══ Records supplied
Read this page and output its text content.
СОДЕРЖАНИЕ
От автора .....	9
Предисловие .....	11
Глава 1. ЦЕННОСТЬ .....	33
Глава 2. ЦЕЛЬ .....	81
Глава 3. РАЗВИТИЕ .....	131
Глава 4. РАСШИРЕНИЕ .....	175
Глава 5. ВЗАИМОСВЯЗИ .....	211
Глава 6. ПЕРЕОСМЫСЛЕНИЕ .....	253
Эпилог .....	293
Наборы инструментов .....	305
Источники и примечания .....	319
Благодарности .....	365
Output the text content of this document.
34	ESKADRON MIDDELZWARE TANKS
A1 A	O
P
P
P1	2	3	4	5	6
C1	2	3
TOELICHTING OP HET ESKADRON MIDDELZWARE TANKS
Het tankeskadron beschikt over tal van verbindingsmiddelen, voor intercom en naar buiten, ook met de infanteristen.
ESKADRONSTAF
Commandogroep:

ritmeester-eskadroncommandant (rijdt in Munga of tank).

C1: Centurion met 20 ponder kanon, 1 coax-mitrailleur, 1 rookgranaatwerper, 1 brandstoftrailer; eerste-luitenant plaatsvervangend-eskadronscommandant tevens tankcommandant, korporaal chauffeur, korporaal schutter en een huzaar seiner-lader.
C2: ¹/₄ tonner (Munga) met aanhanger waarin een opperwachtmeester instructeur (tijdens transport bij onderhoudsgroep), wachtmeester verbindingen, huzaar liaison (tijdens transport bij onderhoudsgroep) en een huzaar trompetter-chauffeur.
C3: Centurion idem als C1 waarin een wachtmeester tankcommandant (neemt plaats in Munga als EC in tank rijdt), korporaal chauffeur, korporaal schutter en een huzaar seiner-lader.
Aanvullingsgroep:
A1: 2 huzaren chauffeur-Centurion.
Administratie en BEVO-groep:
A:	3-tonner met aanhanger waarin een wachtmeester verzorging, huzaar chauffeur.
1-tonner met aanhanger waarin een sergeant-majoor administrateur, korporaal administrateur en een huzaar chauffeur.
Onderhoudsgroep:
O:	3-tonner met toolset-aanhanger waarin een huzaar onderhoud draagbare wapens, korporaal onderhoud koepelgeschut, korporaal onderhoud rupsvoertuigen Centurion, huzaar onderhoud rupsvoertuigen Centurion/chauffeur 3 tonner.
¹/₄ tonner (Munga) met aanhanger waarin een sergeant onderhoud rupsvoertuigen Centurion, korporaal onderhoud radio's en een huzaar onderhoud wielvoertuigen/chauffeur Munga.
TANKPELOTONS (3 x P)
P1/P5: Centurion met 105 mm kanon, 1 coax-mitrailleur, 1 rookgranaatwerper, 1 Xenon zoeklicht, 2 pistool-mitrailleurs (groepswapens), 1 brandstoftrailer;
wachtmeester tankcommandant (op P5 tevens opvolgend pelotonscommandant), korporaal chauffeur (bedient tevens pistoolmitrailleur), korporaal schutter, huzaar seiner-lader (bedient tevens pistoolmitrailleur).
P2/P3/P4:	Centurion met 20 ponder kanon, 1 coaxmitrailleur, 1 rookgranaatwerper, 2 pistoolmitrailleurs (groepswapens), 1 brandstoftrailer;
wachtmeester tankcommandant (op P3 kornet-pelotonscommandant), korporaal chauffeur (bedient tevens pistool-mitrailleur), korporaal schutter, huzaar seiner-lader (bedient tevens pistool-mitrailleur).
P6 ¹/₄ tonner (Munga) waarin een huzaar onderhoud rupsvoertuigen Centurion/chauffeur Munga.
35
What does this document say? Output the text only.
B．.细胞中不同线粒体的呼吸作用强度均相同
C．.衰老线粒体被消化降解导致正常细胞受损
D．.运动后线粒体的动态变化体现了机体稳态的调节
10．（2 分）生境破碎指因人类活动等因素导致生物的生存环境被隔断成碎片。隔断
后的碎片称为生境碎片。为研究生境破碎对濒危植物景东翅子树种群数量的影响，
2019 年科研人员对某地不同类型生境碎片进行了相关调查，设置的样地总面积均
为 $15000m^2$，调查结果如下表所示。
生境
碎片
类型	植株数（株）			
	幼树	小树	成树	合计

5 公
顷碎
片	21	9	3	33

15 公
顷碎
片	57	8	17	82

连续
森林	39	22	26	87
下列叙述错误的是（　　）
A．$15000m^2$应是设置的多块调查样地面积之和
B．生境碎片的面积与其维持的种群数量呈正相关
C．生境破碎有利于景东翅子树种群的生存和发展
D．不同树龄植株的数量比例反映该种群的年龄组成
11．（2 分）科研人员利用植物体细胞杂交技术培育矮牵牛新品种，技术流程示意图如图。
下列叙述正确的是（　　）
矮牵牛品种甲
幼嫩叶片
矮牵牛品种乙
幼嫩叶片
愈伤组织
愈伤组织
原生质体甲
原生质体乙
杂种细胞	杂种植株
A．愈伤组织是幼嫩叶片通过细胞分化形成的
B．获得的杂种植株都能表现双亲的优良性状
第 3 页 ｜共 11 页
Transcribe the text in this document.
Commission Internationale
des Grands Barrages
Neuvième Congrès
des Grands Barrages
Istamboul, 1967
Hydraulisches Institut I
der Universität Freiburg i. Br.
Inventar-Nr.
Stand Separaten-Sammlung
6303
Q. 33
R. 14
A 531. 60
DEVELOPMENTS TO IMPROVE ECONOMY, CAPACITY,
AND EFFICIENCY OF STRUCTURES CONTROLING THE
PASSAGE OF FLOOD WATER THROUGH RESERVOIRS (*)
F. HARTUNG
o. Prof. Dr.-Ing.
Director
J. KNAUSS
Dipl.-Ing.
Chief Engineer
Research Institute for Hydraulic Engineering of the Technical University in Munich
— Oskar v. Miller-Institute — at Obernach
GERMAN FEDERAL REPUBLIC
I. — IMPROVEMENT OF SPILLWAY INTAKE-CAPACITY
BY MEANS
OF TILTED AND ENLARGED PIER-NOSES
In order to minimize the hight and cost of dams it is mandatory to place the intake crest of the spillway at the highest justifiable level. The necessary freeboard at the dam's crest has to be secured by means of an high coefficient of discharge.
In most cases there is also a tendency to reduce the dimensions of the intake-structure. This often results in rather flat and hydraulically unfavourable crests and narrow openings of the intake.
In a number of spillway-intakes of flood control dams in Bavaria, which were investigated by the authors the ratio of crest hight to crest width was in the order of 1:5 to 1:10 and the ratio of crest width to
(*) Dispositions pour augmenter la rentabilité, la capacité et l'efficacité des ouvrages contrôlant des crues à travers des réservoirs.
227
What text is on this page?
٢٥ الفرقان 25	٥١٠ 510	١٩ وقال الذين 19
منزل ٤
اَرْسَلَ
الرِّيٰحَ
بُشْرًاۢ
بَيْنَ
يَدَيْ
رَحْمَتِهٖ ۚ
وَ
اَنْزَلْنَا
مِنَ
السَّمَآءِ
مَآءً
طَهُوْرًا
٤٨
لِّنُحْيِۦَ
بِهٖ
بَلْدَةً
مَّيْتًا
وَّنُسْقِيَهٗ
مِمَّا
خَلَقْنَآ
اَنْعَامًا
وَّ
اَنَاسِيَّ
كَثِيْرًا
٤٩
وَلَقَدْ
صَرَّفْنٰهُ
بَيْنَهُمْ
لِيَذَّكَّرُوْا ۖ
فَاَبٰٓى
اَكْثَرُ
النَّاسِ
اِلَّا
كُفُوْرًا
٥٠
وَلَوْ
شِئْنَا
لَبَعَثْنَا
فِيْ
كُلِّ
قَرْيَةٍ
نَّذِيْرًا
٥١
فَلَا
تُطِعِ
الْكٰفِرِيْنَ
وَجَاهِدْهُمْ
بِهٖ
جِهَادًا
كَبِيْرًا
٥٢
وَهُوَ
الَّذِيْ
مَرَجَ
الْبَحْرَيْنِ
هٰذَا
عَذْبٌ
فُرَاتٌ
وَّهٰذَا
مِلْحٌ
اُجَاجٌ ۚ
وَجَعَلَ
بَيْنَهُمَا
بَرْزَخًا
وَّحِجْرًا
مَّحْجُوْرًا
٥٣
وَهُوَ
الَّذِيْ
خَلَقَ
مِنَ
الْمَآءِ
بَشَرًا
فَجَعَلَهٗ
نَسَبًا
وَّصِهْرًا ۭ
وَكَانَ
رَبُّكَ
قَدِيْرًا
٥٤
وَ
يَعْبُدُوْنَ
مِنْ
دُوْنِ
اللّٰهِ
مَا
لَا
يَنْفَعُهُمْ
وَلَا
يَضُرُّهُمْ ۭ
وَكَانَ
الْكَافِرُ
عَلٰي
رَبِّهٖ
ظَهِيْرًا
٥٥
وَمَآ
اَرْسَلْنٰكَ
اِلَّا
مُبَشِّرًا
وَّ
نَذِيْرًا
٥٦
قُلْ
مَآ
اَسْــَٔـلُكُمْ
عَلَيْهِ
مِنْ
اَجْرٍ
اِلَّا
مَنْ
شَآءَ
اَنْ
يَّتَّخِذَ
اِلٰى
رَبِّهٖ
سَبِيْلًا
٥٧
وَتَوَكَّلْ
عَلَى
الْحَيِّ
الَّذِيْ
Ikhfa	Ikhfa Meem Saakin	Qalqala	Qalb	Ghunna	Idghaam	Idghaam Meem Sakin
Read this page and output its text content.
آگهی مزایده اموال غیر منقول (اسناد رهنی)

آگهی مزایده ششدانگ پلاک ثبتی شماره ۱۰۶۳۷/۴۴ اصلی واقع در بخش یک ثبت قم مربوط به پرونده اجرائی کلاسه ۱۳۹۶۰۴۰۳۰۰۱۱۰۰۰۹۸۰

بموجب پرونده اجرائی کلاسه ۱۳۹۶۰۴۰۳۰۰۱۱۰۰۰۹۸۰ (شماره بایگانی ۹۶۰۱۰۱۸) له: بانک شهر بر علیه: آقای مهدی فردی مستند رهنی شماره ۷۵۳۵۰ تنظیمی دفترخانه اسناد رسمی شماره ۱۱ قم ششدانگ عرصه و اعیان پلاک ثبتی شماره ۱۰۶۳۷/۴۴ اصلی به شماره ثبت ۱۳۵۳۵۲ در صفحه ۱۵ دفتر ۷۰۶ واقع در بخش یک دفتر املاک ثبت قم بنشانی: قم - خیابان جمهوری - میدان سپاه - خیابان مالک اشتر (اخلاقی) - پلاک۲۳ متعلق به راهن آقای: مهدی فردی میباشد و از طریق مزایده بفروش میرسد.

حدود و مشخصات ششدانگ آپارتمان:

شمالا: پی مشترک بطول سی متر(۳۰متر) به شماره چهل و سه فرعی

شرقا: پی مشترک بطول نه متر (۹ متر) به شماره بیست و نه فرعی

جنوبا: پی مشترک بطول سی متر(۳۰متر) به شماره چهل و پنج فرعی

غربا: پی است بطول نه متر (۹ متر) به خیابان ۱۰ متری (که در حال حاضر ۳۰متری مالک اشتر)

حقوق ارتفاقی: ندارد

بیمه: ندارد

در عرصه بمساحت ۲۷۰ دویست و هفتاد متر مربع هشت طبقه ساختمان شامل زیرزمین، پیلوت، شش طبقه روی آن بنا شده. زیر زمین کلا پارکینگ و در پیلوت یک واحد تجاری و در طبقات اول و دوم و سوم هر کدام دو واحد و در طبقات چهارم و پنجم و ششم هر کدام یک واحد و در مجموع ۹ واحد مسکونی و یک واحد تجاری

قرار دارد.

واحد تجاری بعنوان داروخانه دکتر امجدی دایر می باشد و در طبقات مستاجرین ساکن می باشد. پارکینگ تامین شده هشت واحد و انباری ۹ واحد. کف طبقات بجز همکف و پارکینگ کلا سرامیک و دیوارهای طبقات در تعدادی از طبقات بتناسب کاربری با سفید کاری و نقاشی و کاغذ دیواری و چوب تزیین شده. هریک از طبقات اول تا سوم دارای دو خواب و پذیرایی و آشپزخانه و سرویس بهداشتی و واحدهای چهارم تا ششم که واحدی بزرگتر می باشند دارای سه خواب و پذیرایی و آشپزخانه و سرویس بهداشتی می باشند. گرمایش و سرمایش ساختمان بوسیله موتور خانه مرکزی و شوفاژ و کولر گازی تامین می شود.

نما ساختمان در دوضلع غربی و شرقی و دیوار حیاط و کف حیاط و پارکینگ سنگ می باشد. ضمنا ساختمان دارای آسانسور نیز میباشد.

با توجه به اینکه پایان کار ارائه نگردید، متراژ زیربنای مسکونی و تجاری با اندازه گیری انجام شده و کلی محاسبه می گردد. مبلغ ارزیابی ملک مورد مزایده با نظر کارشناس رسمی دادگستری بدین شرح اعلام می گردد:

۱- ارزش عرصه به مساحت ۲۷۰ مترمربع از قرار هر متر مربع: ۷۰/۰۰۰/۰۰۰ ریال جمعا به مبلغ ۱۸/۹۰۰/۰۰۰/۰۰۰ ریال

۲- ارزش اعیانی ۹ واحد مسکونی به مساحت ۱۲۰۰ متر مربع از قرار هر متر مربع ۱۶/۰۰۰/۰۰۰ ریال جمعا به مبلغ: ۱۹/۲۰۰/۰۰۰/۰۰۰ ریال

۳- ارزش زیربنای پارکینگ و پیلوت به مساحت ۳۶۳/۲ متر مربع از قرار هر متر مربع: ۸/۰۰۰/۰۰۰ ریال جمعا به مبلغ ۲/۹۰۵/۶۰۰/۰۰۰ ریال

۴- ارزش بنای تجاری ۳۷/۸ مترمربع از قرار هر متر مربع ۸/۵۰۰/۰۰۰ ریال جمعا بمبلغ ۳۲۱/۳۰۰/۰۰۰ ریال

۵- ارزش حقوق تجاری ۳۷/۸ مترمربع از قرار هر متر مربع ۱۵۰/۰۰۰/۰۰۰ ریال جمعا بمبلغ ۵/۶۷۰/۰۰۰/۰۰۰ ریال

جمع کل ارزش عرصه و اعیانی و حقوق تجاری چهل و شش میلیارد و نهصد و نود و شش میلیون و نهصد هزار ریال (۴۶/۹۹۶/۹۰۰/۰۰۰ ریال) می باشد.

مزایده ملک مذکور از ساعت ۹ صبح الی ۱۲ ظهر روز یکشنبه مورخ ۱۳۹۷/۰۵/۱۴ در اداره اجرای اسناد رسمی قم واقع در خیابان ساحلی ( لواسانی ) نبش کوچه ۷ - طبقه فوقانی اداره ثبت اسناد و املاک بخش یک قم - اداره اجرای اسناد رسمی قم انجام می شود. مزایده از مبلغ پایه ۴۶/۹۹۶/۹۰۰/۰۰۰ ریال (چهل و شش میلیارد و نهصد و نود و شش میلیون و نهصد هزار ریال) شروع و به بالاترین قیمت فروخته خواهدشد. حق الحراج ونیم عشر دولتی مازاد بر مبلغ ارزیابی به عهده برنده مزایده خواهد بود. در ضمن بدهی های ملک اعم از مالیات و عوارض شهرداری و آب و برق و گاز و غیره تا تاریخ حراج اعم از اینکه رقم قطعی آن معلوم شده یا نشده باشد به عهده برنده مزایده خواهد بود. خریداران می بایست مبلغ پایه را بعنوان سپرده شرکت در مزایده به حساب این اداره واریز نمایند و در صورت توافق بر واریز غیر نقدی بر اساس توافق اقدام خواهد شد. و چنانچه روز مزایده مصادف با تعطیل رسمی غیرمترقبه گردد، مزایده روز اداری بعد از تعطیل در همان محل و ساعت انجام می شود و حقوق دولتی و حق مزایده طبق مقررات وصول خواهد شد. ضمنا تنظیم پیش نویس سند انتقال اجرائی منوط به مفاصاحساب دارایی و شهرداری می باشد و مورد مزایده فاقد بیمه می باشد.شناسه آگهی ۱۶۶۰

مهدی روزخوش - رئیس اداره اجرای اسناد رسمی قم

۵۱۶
════
# Task details:
Copy every line in the listing above where the string "قرار" turns up.

# The reply:
قرار دارد.
۱- ارزش عرصه به مساحت ۲۷۰ مترمربع از قرار هر متر مربع: ۷۰/۰۰۰/۰۰۰ ریال جمعا به مبلغ ۱۸/۹۰۰/۰۰۰/۰۰۰ ریال
۲- ارزش اعیانی ۹ واحد مسکونی به مساحت ۱۲۰۰ متر مربع از قرار هر متر مربع ۱۶/۰۰۰/۰۰۰ ریال جمعا به مبلغ: ۱۹/۲۰۰/۰۰۰/۰۰۰ ریال
۳- ارزش زیربنای پارکینگ و پیلوت به مساحت ۳۶۳/۲ متر مربع از قرار هر متر مربع: ۸/۰۰۰/۰۰۰ ریال جمعا به مبلغ ۲/۹۰۵/۶۰۰/۰۰۰ ریال
۴- ارزش بنای تجاری ۳۷/۸ مترمربع از قرار هر متر مربع ۸/۵۰۰/۰۰۰ ریال جمعا بمبلغ ۳۲۱/۳۰۰/۰۰۰ ریال
۵- ارزش حقوق تجاری ۳۷/۸ مترمربع از قرار هر متر مربع ۱۵۰/۰۰۰/۰۰۰ ریال جمعا بمبلغ ۵/۶۷۰/۰۰۰/۰۰۰ ریال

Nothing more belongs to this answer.